(Stored data entries)
========
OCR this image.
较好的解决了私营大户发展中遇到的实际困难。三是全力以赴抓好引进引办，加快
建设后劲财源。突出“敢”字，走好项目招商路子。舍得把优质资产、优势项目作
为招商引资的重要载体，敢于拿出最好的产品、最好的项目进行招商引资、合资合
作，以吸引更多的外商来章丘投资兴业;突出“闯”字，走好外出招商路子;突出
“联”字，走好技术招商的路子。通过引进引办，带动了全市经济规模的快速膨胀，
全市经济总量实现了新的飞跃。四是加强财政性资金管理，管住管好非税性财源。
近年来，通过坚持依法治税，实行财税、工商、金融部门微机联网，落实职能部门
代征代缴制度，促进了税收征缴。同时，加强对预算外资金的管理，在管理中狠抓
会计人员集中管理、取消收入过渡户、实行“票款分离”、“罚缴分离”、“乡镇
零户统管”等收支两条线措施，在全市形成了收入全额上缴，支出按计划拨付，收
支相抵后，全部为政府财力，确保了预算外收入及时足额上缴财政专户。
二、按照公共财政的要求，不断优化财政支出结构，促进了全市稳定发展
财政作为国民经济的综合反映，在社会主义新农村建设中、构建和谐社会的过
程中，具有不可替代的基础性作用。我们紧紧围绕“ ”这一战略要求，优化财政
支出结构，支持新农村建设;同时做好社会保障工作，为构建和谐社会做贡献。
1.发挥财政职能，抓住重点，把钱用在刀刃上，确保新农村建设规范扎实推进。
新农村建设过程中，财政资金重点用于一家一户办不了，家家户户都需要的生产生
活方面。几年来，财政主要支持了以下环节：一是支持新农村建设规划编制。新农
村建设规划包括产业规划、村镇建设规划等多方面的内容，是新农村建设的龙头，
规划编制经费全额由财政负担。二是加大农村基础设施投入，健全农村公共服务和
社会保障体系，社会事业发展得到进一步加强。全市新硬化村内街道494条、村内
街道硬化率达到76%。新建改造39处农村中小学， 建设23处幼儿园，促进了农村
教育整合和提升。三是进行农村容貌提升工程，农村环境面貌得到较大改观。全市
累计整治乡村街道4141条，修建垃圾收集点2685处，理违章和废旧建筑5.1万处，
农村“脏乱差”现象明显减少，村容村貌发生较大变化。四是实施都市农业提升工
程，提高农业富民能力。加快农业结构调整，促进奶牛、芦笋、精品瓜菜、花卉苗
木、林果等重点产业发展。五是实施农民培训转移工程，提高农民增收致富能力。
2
========
▸ **Work to be completed**
Write out all of the records above exactly as they appear.

▸ **Result below**
OCR this image.
较好的解决了私营大户发展中遇到的实际困难。三是全力以赴抓好引进引办，加快
建设后劲财源。突出“敢”字，走好项目招商路子。舍得把优质资产、优势项目作
为招商引资的重要载体，敢于拿出最好的产品、最好的项目进行招商引资、合资合
作，以吸引更多的外商来章丘投资兴业;突出“闯”字，走好外出招商路子;突出
“联”字，走好技术招商的路子。通过引进引办，带动了全市经济规模的快速膨胀，
全市经济总量实现了新的飞跃。四是加强财政性资金管理，管住管好非税性财源。
近年来，通过坚持依法治税，实行财税、工商、金融部门微机联网，落实职能部门
代征代缴制度，促进了税收征缴。同时，加强对预算外资金的管理，在管理中狠抓
会计人员集中管理、取消收入过渡户、实行“票款分离”、“罚缴分离”、“乡镇
零户统管”等收支两条线措施，在全市形成了收入全额上缴，支出按计划拨付，收
支相抵后，全部为政府财力，确保了预算外收入及时足额上缴财政专户。
二、按照公共财政的要求，不断优化财政支出结构，促进了全市稳定发展
财政作为国民经济的综合反映，在社会主义新农村建设中、构建和谐社会的过
程中，具有不可替代的基础性作用。我们紧紧围绕“ ”这一战略要求，优化财政
支出结构，支持新农村建设;同时做好社会保障工作，为构建和谐社会做贡献。
1.发挥财政职能，抓住重点，把钱用在刀刃上，确保新农村建设规范扎实推进。
新农村建设过程中，财政资金重点用于一家一户办不了，家家户户都需要的生产生
活方面。几年来，财政主要支持了以下环节：一是支持新农村建设规划编制。新农
村建设规划包括产业规划、村镇建设规划等多方面的内容，是新农村建设的龙头，
规划编制经费全额由财政负担。二是加大农村基础设施投入，健全农村公共服务和
社会保障体系，社会事业发展得到进一步加强。全市新硬化村内街道494条、村内
街道硬化率达到76%。新建改造39处农村中小学， 建设23处幼儿园，促进了农村
教育整合和提升。三是进行农村容貌提升工程，农村环境面貌得到较大改观。全市
累计整治乡村街道4141条，修建垃圾收集点2685处，理违章和废旧建筑5.1万处，
农村“脏乱差”现象明显减少，村容村貌发生较大变化。四是实施都市农业提升工
程，提高农业富民能力。加快农业结构调整，促进奶牛、芦笋、精品瓜菜、花卉苗
木、林果等重点产业发展。五是实施农民培训转移工程，提高农民增收致富能力。
2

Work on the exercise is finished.